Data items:
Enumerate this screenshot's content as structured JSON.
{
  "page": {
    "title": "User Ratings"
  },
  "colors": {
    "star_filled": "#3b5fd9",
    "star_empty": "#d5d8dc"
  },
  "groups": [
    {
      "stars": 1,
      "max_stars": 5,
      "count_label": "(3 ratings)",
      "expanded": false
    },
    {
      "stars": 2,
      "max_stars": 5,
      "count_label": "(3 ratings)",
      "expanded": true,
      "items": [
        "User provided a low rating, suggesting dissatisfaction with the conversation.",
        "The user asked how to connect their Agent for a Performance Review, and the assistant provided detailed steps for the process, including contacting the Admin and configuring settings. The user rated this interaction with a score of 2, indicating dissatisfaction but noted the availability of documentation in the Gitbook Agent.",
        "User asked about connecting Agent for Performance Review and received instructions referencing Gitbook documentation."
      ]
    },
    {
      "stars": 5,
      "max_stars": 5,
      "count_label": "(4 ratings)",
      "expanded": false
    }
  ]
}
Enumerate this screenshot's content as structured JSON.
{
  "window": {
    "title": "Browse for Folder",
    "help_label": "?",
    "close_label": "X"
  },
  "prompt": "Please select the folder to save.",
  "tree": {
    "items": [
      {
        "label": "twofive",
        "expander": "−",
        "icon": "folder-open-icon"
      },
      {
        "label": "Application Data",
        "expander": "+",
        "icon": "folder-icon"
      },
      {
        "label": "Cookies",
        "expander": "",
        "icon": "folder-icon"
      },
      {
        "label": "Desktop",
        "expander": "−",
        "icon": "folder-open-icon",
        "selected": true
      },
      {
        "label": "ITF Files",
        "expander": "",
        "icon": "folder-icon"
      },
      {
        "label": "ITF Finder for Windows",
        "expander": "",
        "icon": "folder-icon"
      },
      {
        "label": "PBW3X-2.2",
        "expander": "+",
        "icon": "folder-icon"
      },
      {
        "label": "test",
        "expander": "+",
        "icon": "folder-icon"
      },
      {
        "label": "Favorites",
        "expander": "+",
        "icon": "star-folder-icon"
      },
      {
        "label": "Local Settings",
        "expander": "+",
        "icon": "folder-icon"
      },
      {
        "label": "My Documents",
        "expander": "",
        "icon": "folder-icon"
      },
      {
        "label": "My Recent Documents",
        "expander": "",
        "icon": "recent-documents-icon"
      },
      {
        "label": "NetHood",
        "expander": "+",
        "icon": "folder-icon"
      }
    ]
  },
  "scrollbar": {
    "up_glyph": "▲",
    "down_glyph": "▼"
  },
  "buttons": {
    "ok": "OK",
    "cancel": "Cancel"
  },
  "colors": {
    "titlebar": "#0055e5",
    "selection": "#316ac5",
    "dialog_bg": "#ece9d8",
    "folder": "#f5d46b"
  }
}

◆ Objective
Copy every record above exactly as it appears.

◆ Solution
Enumerate this screenshot's content as structured JSON.
{
  "page": {
    "title": "User Ratings"
  },
  "colors": {
    "star_filled": "#3b5fd9",
    "star_empty": "#d5d8dc"
  },
  "groups": [
    {
      "stars": 1,
      "max_stars": 5,
      "count_label": "(3 ratings)",
      "expanded": false
    },
    {
      "stars": 2,
      "max_stars": 5,
      "count_label": "(3 ratings)",
      "expanded": true,
      "items": [
        "User provided a low rating, suggesting dissatisfaction with the conversation.",
        "The user asked how to connect their Agent for a Performance Review, and the assistant provided detailed steps for the process, including contacting the Admin and configuring settings. The user rated this interaction with a score of 2, indicating dissatisfaction but noted the availability of documentation in the Gitbook Agent.",
        "User asked about connecting Agent for Performance Review and received instructions referencing Gitbook documentation."
      ]
    },
    {
      "stars": 5,
      "max_stars": 5,
      "count_label": "(4 ratings)",
      "expanded": false
    }
  ]
}
Enumerate this screenshot's content as structured JSON.
{
  "window": {
    "title": "Browse for Folder",
    "help_label": "?",
    "close_label": "X"
  },
  "prompt": "Please select the folder to save.",
  "tree": {
    "items": [
      {
        "label": "twofive",
        "expander": "−",
        "icon": "folder-open-icon"
      },
      {
        "label": "Application Data",
        "expander": "+",
        "icon": "folder-icon"
      },
      {
        "label": "Cookies",
        "expander": "",
        "icon": "folder-icon"
      },
      {
        "label": "Desktop",
        "expander": "−",
        "icon": "folder-open-icon",
        "selected": true
      },
      {
        "label": "ITF Files",
        "expander": "",
        "icon": "folder-icon"
      },
      {
        "label": "ITF Finder for Windows",
        "expander": "",
        "icon": "folder-icon"
      },
      {
        "label": "PBW3X-2.2",
        "expander": "+",
        "icon": "folder-icon"
      },
      {
        "label": "test",
        "expander": "+",
        "icon": "folder-icon"
      },
      {
        "label": "Favorites",
        "expander": "+",
        "icon": "star-folder-icon"
      },
      {
        "label": "Local Settings",
        "expander": "+",
        "icon": "folder-icon"
      },
      {
        "label": "My Documents",
        "expander": "",
        "icon": "folder-icon"
      },
      {
        "label": "My Recent Documents",
        "expander": "",
        "icon": "recent-documents-icon"
      },
      {
        "label": "NetHood",
        "expander": "+",
        "icon": "folder-icon"
      }
    ]
  },
  "scrollbar": {
    "up_glyph": "▲",
    "down_glyph": "▼"
  },
  "buttons": {
    "ok": "OK",
    "cancel": "Cancel"
  },
  "colors": {
    "titlebar": "#0055e5",
    "selection": "#316ac5",
    "dialog_bg": "#ece9d8",
    "folder": "#f5d46b"
  }
}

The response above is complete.